* Data *
☆ ☆ ☆ ☆ ☆ ☆ ☆
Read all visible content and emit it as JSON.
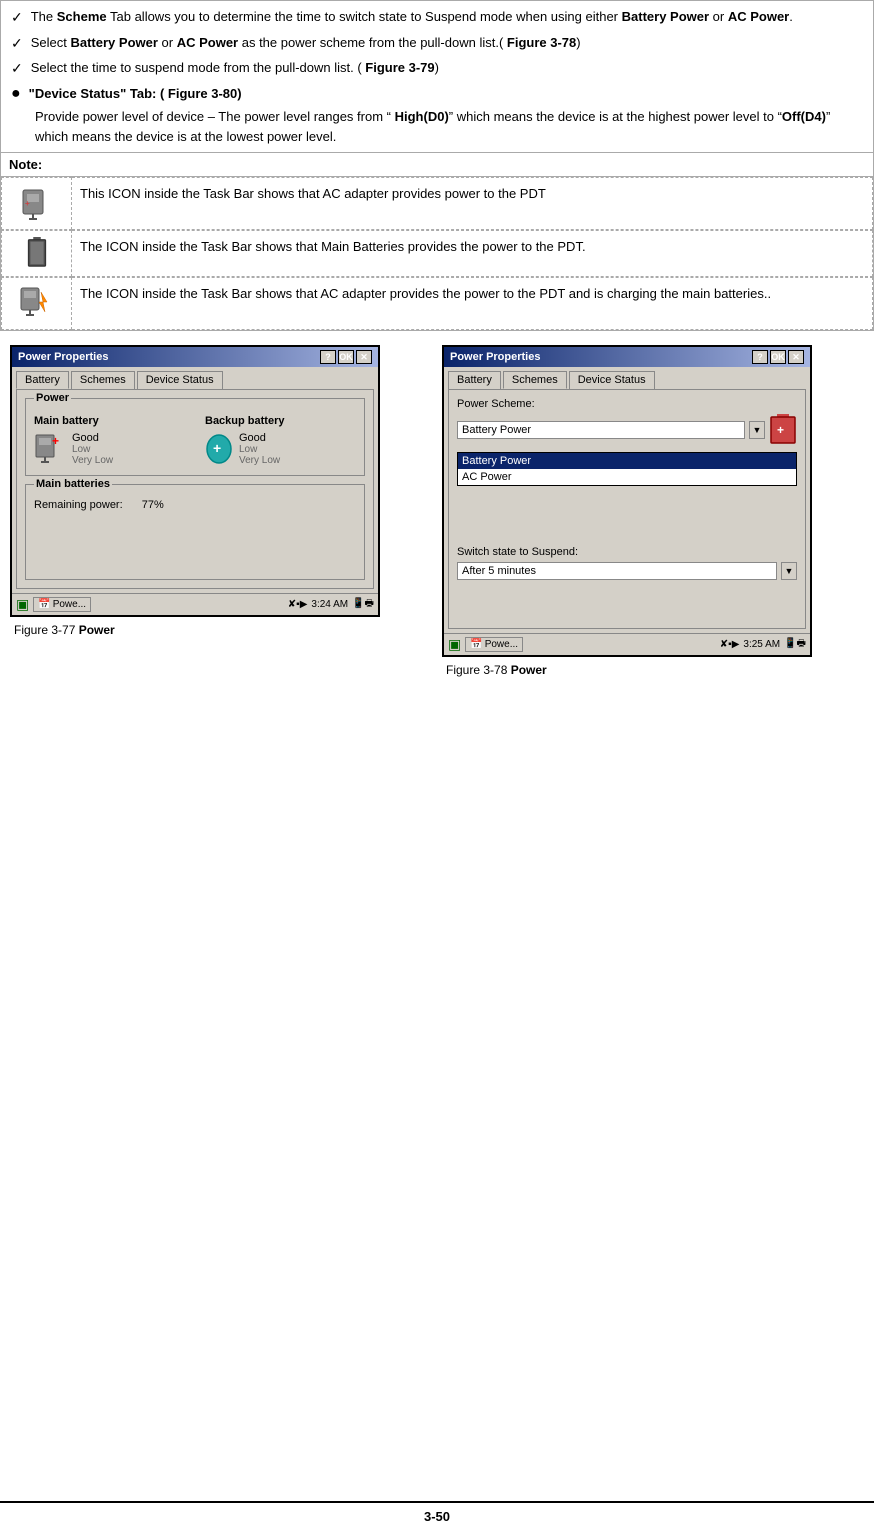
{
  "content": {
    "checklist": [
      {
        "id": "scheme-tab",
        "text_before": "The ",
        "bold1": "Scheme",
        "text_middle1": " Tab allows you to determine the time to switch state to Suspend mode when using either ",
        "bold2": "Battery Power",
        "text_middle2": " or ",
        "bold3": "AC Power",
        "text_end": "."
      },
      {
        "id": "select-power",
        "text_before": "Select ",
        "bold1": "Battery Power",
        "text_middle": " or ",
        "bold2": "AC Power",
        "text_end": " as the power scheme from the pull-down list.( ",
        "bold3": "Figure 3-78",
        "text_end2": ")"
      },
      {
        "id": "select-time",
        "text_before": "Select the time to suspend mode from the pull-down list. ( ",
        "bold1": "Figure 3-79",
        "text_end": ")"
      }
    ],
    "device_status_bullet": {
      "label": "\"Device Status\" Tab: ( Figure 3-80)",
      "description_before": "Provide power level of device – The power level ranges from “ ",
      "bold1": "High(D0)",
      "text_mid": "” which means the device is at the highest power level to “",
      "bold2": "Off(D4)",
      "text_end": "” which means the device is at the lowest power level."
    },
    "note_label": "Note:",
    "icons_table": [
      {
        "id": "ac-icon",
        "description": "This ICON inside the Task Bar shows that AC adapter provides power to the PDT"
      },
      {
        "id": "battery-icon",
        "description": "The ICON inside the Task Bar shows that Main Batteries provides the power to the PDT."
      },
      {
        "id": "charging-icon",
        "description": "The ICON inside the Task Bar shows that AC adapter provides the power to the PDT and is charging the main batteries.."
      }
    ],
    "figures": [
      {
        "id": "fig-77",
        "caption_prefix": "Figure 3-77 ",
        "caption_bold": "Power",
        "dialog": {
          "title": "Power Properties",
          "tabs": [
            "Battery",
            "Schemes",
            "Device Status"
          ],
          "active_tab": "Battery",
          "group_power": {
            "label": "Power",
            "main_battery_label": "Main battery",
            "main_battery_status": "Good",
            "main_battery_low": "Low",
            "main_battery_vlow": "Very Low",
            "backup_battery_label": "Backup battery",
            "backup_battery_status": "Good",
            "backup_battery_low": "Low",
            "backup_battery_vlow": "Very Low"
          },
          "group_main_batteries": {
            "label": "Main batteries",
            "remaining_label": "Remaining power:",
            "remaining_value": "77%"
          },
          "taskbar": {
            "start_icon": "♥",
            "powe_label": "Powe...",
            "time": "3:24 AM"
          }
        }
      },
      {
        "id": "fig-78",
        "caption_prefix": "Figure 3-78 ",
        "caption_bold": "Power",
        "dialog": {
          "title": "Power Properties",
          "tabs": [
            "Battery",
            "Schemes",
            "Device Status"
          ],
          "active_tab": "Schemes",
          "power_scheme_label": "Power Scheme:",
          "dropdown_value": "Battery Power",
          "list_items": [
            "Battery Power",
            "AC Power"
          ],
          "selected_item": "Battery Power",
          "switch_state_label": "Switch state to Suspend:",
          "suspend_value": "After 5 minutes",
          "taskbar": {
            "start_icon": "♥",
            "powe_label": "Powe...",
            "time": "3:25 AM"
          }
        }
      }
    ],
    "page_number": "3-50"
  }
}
☆ ☆ ☆ ☆ ☆ ☆ ☆
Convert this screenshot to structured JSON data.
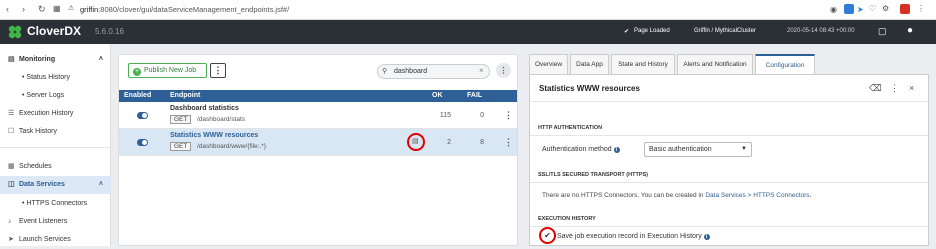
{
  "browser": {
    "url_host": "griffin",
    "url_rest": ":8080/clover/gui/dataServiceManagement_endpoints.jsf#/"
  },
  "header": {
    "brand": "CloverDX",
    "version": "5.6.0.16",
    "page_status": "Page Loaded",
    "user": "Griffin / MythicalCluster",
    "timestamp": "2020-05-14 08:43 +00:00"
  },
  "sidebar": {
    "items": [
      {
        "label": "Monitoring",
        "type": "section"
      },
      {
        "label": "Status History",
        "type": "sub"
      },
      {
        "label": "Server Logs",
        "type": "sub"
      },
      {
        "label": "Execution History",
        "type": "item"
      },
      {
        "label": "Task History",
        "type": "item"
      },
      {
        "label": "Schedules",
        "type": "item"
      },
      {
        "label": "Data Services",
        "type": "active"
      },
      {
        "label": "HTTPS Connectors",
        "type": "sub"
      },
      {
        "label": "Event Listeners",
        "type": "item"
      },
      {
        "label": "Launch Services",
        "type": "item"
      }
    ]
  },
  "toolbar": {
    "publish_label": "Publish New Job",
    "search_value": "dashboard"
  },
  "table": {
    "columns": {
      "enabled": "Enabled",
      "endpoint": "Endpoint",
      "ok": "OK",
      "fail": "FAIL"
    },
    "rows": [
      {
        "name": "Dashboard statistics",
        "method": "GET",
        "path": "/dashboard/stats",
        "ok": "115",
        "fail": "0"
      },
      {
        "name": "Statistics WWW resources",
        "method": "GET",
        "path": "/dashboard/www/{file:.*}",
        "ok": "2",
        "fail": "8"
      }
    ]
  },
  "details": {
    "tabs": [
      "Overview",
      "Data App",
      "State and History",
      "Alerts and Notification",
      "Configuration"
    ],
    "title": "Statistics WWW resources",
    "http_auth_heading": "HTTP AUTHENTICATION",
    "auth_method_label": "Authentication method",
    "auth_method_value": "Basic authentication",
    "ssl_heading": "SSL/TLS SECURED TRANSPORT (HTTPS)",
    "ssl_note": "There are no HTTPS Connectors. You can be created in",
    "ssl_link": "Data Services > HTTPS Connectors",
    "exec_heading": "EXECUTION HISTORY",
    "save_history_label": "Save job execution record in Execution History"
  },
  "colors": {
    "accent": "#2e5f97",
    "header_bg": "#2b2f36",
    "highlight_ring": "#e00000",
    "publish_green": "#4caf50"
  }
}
☆ ☆ ☆ ☆ ☆ ☆ ☆
* Prompt *
Report how many lines in the records above contain the word "Good", giving only the number.

* Finished task *
2